» WRITTEN PROBLEM
Swap "One per line" for "Each on its own line" in the items from the line with "Detect and localize" to the line with "label: … bbox=[334, 185, 353, 206]", and reproduce those lines with nothing else changed. Omit the pictures from your answer.
# START OF EXCERPTED RECORDS
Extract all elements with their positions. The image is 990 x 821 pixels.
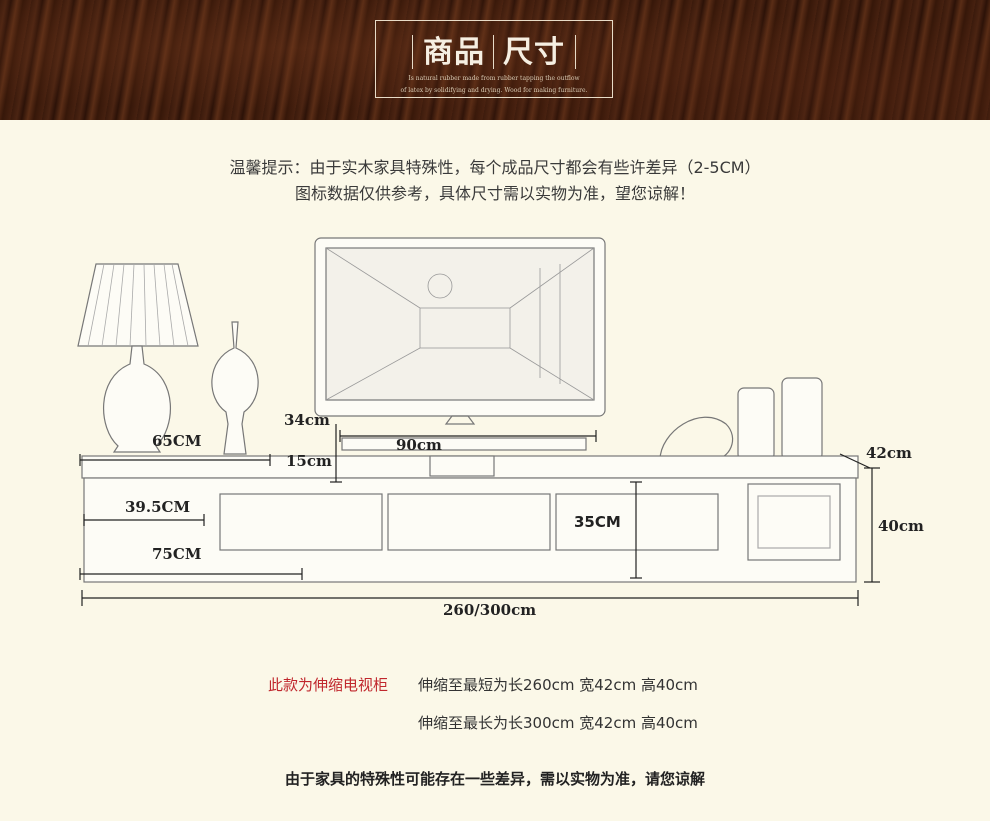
# END OF EXCERPTED RECORDS
# START OF EXCERPTED RECORDS
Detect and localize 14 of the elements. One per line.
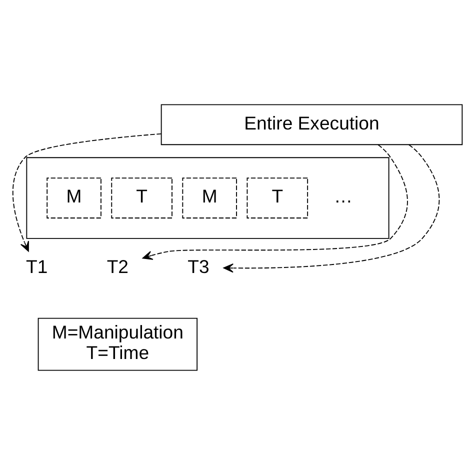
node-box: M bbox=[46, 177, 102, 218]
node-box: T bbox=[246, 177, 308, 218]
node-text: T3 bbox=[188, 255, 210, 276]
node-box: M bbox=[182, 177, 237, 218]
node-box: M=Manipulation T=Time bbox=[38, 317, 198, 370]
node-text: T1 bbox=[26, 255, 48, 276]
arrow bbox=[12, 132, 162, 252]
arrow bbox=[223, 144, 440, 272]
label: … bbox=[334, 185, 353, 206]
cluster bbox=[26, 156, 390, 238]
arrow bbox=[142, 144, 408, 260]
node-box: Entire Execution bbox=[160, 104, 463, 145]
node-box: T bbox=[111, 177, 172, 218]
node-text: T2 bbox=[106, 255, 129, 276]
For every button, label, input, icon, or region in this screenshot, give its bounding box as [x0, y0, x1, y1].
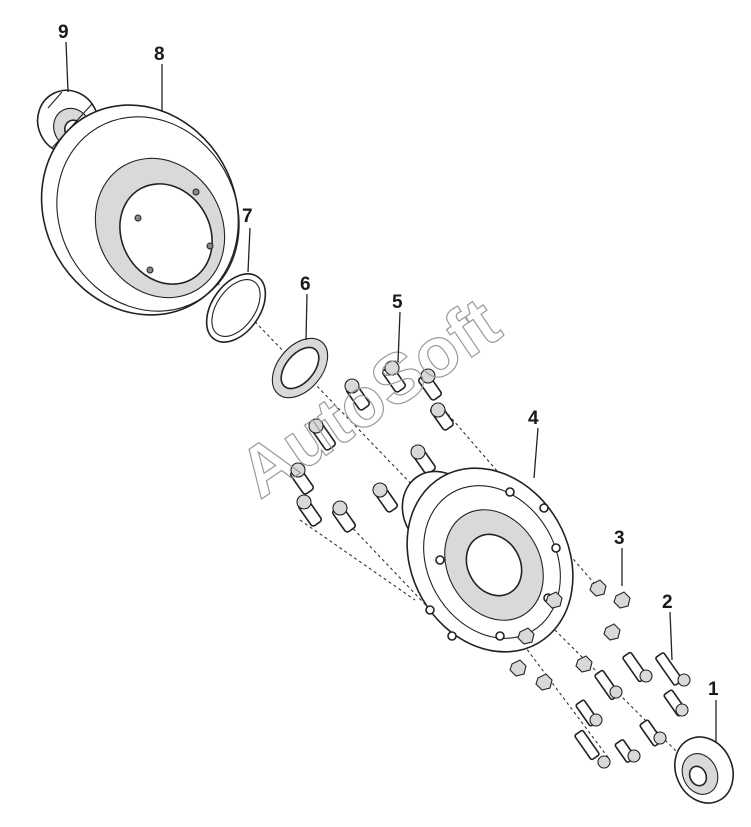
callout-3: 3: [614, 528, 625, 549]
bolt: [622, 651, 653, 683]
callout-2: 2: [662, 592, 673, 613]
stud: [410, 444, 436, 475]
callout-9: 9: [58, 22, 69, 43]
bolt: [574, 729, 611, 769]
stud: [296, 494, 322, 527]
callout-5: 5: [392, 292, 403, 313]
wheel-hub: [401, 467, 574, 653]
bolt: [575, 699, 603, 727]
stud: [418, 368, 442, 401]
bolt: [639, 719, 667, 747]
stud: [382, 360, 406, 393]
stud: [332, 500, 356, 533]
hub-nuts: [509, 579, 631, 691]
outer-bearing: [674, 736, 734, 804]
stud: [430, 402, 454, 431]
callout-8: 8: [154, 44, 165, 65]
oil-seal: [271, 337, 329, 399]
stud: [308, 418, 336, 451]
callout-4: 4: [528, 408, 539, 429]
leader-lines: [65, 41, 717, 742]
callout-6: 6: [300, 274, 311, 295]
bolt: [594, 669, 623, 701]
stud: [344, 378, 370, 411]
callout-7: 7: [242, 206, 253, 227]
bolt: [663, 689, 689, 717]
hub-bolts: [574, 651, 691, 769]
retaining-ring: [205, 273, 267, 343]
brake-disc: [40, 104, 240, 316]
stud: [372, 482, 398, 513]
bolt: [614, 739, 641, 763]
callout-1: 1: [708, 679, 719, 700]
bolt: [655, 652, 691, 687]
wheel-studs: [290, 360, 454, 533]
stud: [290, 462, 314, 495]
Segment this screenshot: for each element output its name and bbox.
# END OF EXCERPTED RECORDS
» FINISHED ANSWER
Detect and localize 14 of the elements. Each on its own line.
node-box: M bbox=[46, 177, 102, 218]
node-box: T bbox=[246, 177, 308, 218]
node-text: T3 bbox=[188, 255, 210, 276]
node-box: M bbox=[182, 177, 237, 218]
node-box: M=Manipulation T=Time bbox=[38, 317, 198, 370]
node-text: T1 bbox=[26, 255, 48, 276]
arrow bbox=[12, 132, 162, 252]
arrow bbox=[223, 144, 440, 272]
label: … bbox=[334, 185, 353, 206]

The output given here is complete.